- [Source extract]
The Criminal Division of the Department of Justice has questioned whether federal employees offering or administering the salary-allotment procedure for PAC contributions, or the employees who would make such contributions using that procedure, would thereby violate the Hatch Act Reform Amendments of 1993, Pub. L. No. 103-94, 107 Stat. 1001 ("HARA"), or two related criminal statutes, 18 U.S.C. §§ 602 and 607. (2) In response, OPM contends that such employees would not violate the HARA or those criminal statutes. (3)
We have reached the following conclusions with respect to the use of the salary-allocation system for contributions to PACs: (4)
1. None of the federal employees who would engage in the practices in question -- offering the use of or administering the salary-allocation system, or making contributions to PACs through that system -- would, without more, violate the relevant criminal provisions,18 U.S.C. §§ 602 and 607.
2. Federal employees offering use of or administering the salary-allocation system for PAC contributions would not, without more, violate the civil provisions of the HARA. If, in practice, such employees were to request, urge or coerce other employees to make PAC contributions, they could thereby violate the HARA and the criminal statutes. But this potential for abuse does not render the proposed practice unlawful per se.
3. Certain high-level and Executive Office employees identified in 5 U.S.C. § 7324(b), the duties and responsibilities of whose positions continue outside normal duty hours and while away from the normal duty post, may not use the salary-allocation system to contribute money to PACs, because to do so would violate the HARA requirement that those employees not engage in political activity using "money derived from the Treasury of the United States." 5 U.S.C. § 7324(b)(1).
4. The remainder of federal employees covered by the HARA may not, while they are on duty or in a federal building, take steps to use the salary-allocation system to make contributions to PACs, because 5 U.S.C. § 7324(a) expressly prohibits those federal employees from engaging in political activity while on duty or while in a federal building. Thus, for example, a covered employee may not, while on duty or in a federal building, fill out direct-deposit forms for salary allocations to PACs and deliver such forms to the employees who would process or administer those allocations. A more difficult question is whether these contributing employees would violate the HARA if they were off duty and off federal premises when they take the steps necessary to trigger the use of the salary-allocation system -- e.g., if an employee completes the direct-deposit form at home, and sends it from home to the appropriate administrative employees. Although the question is a close one, we conclude that such actions would not violate the HARA, because they are not proscribed by the literal terms of the prohibitions found in 5 U.S.C. § 7324(a).
While we have concluded that use of the salary-allocation system for PAC contributions would be lawful under certain circumstances, nevertheless the head of each federal agency has the discretion to decide whether to make the system available for that purpose to employees of the agency. (5)

- [Entries]

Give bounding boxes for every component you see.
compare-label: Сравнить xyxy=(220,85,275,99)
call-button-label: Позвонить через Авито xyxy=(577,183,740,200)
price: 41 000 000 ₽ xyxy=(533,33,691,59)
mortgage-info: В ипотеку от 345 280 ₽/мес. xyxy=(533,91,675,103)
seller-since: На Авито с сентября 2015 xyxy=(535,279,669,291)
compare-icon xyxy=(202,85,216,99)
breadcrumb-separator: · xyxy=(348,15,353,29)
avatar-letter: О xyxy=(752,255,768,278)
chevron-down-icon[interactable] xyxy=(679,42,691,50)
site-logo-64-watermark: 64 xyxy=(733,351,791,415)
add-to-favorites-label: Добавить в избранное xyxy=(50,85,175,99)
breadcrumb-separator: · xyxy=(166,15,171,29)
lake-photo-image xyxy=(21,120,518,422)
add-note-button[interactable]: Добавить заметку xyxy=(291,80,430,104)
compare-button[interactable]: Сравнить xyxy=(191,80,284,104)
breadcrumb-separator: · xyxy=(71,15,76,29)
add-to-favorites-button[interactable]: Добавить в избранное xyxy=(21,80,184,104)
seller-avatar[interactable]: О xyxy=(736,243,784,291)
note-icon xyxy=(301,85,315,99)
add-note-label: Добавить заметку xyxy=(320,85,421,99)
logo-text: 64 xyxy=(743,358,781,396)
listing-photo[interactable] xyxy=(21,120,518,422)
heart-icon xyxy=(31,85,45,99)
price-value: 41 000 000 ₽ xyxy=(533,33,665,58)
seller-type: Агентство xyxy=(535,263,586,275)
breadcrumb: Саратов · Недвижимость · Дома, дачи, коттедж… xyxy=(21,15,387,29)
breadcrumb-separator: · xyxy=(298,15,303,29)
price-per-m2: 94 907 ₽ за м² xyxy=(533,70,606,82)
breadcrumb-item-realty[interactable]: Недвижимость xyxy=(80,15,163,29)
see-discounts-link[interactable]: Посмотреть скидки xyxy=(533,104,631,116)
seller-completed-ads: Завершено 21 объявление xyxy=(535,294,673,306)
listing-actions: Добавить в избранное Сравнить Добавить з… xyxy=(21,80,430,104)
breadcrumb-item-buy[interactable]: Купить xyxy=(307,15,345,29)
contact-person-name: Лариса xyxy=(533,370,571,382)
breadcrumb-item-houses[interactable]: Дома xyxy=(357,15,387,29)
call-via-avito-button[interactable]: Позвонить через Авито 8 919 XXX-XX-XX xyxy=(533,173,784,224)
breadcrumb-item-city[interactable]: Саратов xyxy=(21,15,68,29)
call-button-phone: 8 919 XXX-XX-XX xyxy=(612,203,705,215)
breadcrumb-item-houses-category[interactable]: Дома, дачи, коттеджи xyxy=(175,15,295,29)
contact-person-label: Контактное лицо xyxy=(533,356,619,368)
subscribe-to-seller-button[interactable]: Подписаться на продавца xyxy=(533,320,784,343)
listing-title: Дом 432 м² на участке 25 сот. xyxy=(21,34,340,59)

--

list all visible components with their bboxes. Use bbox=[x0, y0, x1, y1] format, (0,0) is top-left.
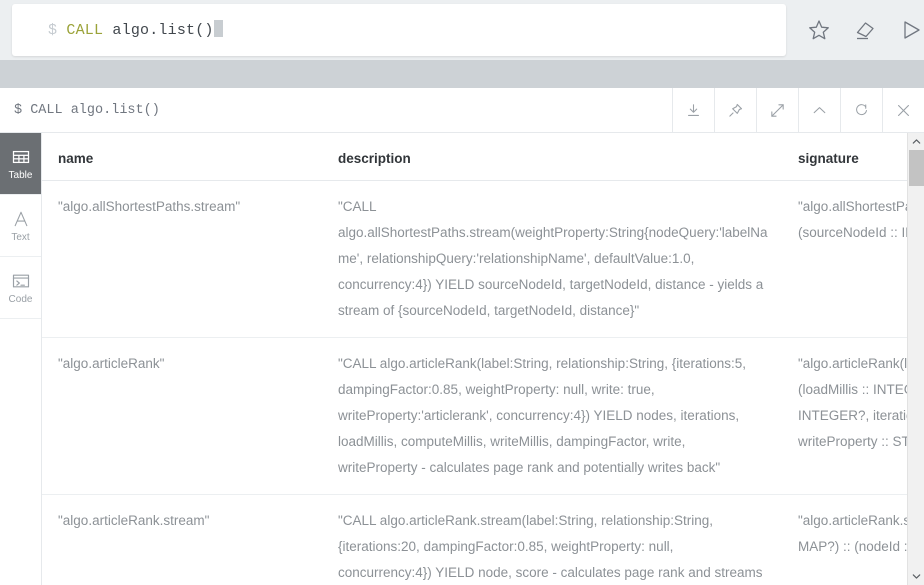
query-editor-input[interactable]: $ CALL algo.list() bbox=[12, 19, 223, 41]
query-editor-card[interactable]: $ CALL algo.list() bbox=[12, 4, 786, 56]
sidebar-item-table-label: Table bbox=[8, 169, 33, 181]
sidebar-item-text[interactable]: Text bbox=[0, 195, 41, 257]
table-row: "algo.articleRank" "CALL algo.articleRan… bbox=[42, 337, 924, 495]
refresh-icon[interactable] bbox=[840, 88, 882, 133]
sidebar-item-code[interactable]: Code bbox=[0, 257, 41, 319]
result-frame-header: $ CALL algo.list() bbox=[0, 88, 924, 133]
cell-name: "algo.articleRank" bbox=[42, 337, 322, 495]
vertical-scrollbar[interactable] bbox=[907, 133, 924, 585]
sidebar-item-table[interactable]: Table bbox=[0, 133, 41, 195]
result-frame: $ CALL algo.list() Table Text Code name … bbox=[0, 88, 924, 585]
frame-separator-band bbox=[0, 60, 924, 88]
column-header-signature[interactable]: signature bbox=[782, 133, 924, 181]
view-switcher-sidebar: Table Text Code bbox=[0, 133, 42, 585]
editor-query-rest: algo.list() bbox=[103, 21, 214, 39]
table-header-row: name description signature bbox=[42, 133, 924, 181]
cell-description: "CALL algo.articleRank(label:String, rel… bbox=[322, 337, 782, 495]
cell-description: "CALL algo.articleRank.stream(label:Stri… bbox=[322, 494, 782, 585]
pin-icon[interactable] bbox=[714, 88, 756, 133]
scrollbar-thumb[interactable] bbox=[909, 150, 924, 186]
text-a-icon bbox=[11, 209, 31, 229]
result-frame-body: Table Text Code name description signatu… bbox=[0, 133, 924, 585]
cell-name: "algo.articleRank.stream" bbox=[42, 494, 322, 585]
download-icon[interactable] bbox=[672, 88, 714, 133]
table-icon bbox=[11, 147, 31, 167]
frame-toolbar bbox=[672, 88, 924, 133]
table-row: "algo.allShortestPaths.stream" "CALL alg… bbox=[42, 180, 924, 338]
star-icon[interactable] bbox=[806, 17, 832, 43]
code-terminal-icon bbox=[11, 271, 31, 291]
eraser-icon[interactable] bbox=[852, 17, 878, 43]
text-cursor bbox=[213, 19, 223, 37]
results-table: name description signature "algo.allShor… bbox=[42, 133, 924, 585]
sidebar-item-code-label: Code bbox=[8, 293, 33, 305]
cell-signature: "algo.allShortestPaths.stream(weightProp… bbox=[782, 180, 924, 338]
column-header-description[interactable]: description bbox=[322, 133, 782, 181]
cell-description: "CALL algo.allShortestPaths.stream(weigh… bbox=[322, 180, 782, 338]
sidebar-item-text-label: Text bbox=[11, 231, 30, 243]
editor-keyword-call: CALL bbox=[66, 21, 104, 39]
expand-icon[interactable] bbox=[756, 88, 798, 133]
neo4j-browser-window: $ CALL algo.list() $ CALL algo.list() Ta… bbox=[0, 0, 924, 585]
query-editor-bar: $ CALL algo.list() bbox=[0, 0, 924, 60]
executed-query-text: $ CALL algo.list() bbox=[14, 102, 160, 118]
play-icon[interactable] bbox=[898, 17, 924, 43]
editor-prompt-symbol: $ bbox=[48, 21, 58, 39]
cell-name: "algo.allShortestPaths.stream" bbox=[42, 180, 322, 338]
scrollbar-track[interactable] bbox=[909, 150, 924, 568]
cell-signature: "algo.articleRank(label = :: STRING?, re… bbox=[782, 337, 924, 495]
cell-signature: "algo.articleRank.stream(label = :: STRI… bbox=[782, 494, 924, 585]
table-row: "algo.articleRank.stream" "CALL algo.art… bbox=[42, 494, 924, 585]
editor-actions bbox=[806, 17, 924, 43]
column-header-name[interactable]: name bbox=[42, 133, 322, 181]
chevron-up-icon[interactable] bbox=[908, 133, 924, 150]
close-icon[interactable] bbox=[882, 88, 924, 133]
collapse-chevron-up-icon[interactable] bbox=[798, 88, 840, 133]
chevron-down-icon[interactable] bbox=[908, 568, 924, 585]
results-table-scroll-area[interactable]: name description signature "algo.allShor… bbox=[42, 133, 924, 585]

==

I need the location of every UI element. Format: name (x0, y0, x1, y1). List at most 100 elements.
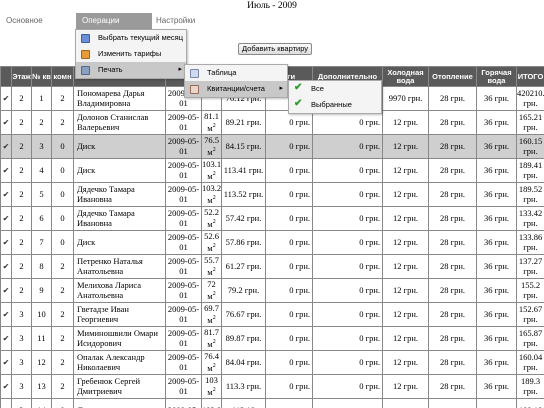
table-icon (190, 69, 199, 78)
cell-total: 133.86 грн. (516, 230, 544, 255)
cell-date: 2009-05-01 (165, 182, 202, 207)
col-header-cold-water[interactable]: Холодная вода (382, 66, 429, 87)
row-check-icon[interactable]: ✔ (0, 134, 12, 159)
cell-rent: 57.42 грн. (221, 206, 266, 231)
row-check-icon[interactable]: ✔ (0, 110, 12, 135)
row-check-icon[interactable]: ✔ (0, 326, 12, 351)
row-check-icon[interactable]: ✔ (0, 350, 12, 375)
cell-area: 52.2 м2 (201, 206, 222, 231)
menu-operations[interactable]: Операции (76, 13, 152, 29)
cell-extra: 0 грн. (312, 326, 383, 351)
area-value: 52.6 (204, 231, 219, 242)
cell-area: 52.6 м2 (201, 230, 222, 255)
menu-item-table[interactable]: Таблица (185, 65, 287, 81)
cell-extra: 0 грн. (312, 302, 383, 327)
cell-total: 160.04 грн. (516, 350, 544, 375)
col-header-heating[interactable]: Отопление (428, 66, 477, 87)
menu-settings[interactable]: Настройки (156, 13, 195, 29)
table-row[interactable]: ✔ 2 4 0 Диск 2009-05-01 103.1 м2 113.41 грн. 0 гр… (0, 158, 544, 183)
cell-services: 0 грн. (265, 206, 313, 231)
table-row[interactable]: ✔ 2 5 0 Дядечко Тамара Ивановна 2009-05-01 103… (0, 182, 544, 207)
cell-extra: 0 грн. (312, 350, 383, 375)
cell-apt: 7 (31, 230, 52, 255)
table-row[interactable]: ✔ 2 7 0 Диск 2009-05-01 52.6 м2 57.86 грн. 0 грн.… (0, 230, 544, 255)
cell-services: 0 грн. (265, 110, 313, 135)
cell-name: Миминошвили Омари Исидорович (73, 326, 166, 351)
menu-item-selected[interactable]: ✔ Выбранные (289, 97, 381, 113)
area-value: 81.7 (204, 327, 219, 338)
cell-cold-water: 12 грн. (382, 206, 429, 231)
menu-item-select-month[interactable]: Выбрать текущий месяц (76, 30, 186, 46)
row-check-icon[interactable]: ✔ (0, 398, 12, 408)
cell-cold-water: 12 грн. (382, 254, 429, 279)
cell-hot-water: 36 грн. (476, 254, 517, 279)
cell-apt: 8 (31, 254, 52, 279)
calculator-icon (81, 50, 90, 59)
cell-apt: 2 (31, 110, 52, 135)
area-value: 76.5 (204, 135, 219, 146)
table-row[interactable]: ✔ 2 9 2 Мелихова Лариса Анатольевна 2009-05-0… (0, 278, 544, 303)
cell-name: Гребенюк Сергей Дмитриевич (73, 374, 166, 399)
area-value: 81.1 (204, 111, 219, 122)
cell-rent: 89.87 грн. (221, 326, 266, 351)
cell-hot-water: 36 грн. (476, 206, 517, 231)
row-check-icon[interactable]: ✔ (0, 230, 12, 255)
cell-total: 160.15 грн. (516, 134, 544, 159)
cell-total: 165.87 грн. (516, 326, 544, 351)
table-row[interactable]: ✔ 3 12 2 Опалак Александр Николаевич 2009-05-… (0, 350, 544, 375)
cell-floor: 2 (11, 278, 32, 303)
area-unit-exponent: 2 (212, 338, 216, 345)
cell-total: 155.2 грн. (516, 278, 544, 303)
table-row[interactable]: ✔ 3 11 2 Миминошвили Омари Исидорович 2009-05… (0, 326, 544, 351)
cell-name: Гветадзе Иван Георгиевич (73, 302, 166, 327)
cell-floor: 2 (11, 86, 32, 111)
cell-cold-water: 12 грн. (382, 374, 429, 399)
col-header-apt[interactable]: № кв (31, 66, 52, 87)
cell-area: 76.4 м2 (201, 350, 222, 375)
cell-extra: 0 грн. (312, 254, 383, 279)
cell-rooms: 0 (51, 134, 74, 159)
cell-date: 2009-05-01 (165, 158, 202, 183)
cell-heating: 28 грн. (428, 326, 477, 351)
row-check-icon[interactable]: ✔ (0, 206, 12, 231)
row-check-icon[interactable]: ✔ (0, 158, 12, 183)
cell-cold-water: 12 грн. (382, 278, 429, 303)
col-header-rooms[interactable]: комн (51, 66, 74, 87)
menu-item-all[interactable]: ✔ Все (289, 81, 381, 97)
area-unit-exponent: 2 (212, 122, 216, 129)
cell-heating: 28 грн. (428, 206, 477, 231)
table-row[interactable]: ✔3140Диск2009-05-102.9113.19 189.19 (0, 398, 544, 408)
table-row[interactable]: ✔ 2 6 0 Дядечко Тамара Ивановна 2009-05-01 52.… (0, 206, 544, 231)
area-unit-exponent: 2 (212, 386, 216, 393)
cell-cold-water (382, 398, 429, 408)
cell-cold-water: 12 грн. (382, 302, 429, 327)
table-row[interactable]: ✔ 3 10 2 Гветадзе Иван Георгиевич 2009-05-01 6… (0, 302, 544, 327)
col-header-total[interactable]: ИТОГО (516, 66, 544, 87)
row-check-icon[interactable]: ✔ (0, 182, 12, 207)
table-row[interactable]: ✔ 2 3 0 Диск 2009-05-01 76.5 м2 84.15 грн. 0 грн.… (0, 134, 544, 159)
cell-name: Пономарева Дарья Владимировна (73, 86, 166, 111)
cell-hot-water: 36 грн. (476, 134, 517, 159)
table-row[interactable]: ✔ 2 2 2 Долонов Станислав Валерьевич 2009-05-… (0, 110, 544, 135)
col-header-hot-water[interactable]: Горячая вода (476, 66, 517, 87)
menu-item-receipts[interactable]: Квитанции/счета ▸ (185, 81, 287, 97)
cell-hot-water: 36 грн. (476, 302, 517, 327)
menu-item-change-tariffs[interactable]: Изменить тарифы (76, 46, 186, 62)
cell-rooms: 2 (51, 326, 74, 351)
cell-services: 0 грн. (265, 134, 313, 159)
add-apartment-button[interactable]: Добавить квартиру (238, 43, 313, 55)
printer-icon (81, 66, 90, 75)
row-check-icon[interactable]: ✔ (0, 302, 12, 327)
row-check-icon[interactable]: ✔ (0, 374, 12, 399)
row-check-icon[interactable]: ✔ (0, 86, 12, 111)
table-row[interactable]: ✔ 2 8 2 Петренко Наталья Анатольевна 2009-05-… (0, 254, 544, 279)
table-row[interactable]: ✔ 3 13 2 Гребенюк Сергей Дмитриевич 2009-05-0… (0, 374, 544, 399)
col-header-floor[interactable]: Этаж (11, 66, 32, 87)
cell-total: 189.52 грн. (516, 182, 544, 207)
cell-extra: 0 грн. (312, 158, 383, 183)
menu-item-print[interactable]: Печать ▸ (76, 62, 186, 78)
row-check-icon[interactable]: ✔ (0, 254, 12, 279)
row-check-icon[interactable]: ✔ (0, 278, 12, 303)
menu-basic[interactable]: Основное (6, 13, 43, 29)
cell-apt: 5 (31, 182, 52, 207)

- [Problems to work on]
[A] Answer these questions from the Hatch Act excerpt, one line each:
(i) Which two criminal statutes did the Criminal Division of the Department of Justice raise?
(ii) Who has the discretion to decide whether to make the salary-allocation system available for PAC contributions?
(iii) What HARA requirement would the high-level and Executive Office employees identified in 5 U.S.C. § 7324(b) violate by using the system to contribute to PACs?
[B] Decide whether each statement agrees with the Hatch Act excerpt. Answer yes or no, and quote the words that settle it.
(i) OPM contends that the employees involved would violate the HARA.
(ii) A covered employee may fill out direct-deposit forms for PAC salary allocations while in a federal building.
(iii) The question of whether off-duty, off-premises steps violate the HARA is described as a close one.

- [Answers provided]
[A]
(i) 18 U.S.C. §§ 602 and 607.
(ii) The head of each federal agency.
(iii) The requirement that those employees not engage in political activity using "money derived from the Treasury of the United States."

[B]
(i) No: "OPM contends that such employees would not violate the HARA or those criminal statutes."
(ii) No: "a covered employee may not, while on duty or in a federal building, fill out direct-deposit forms for salary allocations to PACs"
(iii) Yes: "Although the question is a close one, we conclude that such actions would not violate the HARA"